## Begin RECORD EXCERPTS

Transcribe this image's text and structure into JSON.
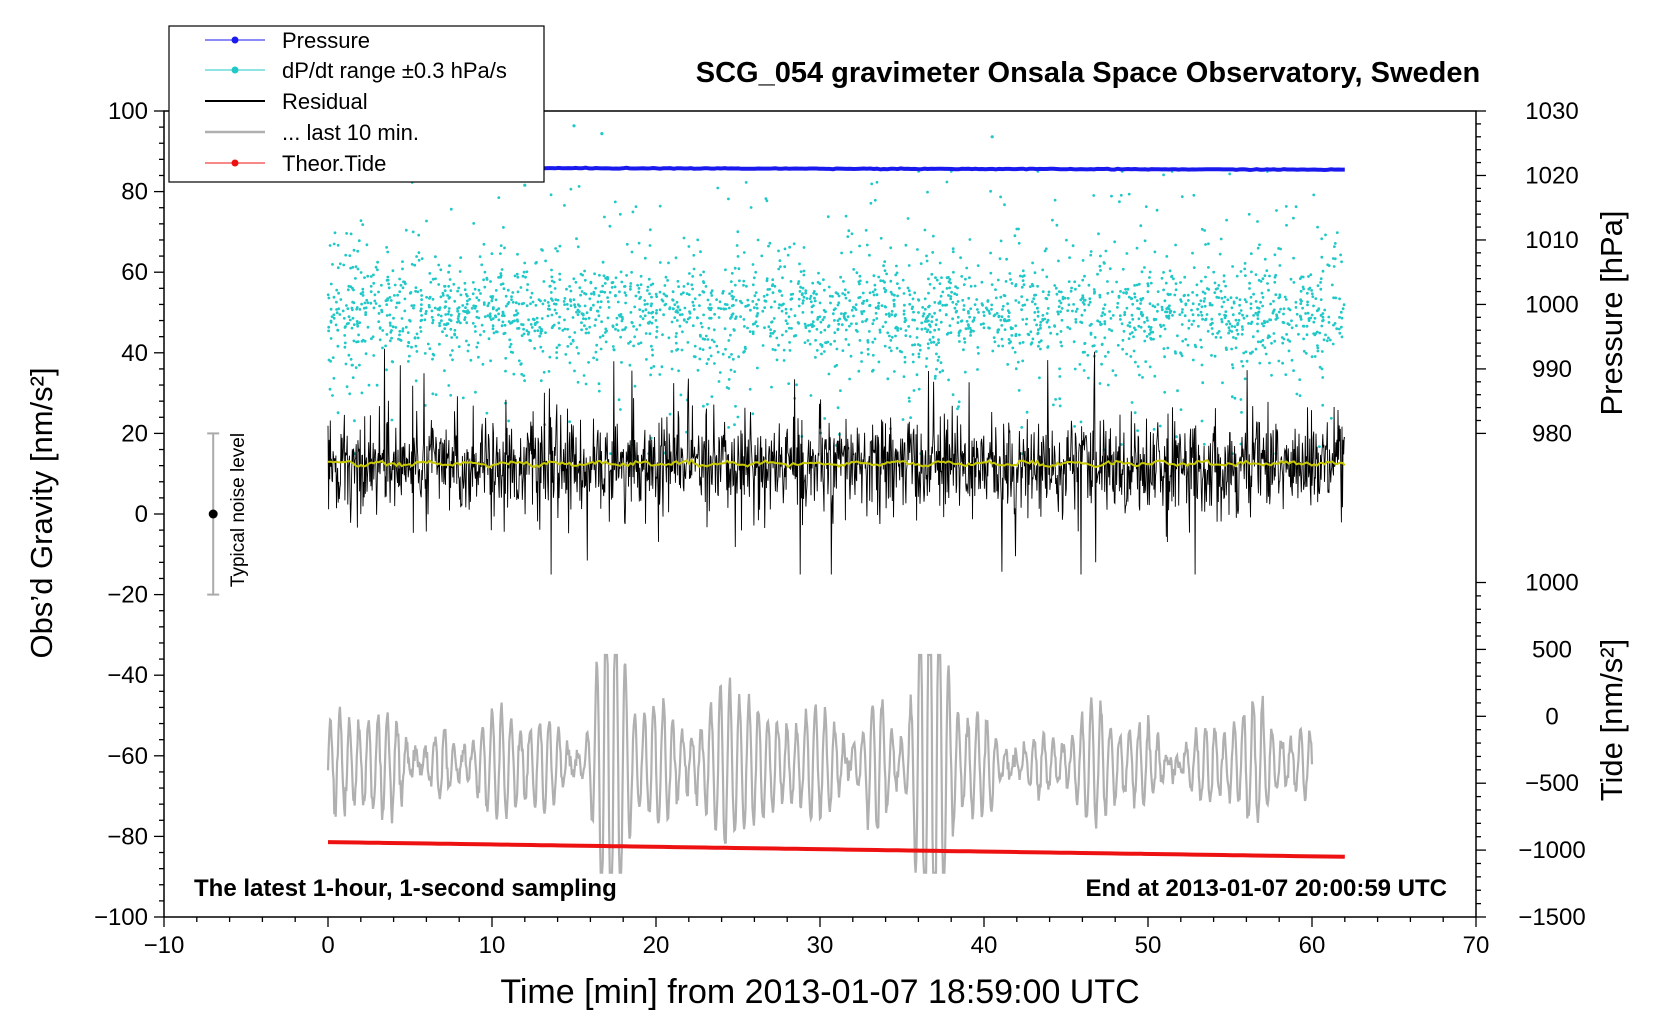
{
  "chart_data": {
    "type": "line",
    "title": "SCG_054 gravimeter Onsala Space Observatory, Sweden",
    "xlabel": "Time [min] from 2013-01-07 18:59:00 UTC",
    "ylabel_left": "Obs’d Gravity [nm/s²]",
    "ylabel_right_pressure": "Pressure [hPa]",
    "ylabel_right_tide": "Tide [nm/s²]",
    "xlim": [
      -10,
      70
    ],
    "ylim_left": [
      -100,
      100
    ],
    "pressure_axis_range": [
      980,
      1030
    ],
    "tide_axis_range": [
      -1500,
      1000
    ],
    "x_ticks": [
      "−10",
      "0",
      "10",
      "20",
      "30",
      "40",
      "50",
      "60",
      "70"
    ],
    "x_tick_values": [
      -10,
      0,
      10,
      20,
      30,
      40,
      50,
      60,
      70
    ],
    "y_left_ticks": [
      "100",
      "80",
      "60",
      "40",
      "20",
      "0",
      "−20",
      "−40",
      "−60",
      "−80",
      "−100"
    ],
    "y_left_tick_values": [
      100,
      80,
      60,
      40,
      20,
      0,
      -20,
      -40,
      -60,
      -80,
      -100
    ],
    "pressure_ticks": [
      "1030",
      "1020",
      "1010",
      "1000",
      "990",
      "980"
    ],
    "pressure_tick_values": [
      1030,
      1020,
      1010,
      1000,
      990,
      980
    ],
    "tide_ticks": [
      "1000",
      "500",
      "0",
      "−500",
      "−1000",
      "−1500"
    ],
    "tide_tick_values": [
      1000,
      500,
      0,
      -500,
      -1000,
      -1500
    ],
    "legend": {
      "position": "top-left",
      "entries": [
        {
          "label": "Pressure",
          "color": "#1a1aee",
          "marker": "dot"
        },
        {
          "label": "dP/dt range ±0.3 hPa/s",
          "color": "#20c8c8",
          "marker": "dot"
        },
        {
          "label": "Residual",
          "color": "#000000",
          "marker": "line"
        },
        {
          "label": "... last 10 min.",
          "color": "#b0b0b0",
          "marker": "line"
        },
        {
          "label": "Theor.Tide",
          "color": "#ee1111",
          "marker": "dot"
        }
      ]
    },
    "annotation_left": "The latest 1-hour, 1-second sampling",
    "annotation_right": "End at 2013-01-07 20:00:59 UTC",
    "noise_label": "Typical noise level",
    "noise_bar": {
      "x": -7,
      "center": 0,
      "low": -20,
      "high": 20
    },
    "series": [
      {
        "name": "Pressure",
        "axis": "pressure",
        "color": "#1a1aee",
        "x_range": [
          0,
          62
        ],
        "start": 1021.2,
        "end": 1020.9,
        "outliers": [
          [
            15,
            1027.7
          ],
          [
            16.7,
            1026.5
          ],
          [
            40.5,
            1026.0
          ],
          [
            12,
            1018.5
          ]
        ]
      },
      {
        "name": "dP/dt range ±0.3 hPa/s",
        "axis": "left",
        "color": "#20c8c8",
        "x_range": [
          0,
          62
        ],
        "center": 50,
        "spread": 6,
        "tail_low": 15,
        "tail_high": 85
      },
      {
        "name": "Residual",
        "axis": "left",
        "color": "#000000",
        "x_range": [
          0,
          62
        ],
        "center": 12,
        "amplitude_typical": 6,
        "max": 41,
        "min": -15
      },
      {
        "name": "Residual smoothed",
        "axis": "left",
        "color": "#c8c800",
        "x_range": [
          0,
          62
        ],
        "center": 12.5
      },
      {
        "name": "... last 10 min.",
        "axis": "left",
        "color": "#b0b0b0",
        "x_range": [
          0,
          60
        ],
        "center": -62,
        "min": -89,
        "max": -35
      },
      {
        "name": "Theor.Tide",
        "axis": "tide",
        "color": "#ee1111",
        "x_range": [
          0,
          62
        ],
        "start": -940,
        "end": -1050
      }
    ]
  }
}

## End RECORD EXCERPTS

WRITTEN INSTRUCTION
Pull out every line containing "name".

THE RESULT
        "name": "Pressure",
        "name": "dP/dt range ±0.3 hPa/s",
        "name": "Residual",
        "name": "Residual smoothed",
        "name": "... last 10 min.",
        "name": "Theor.Tide",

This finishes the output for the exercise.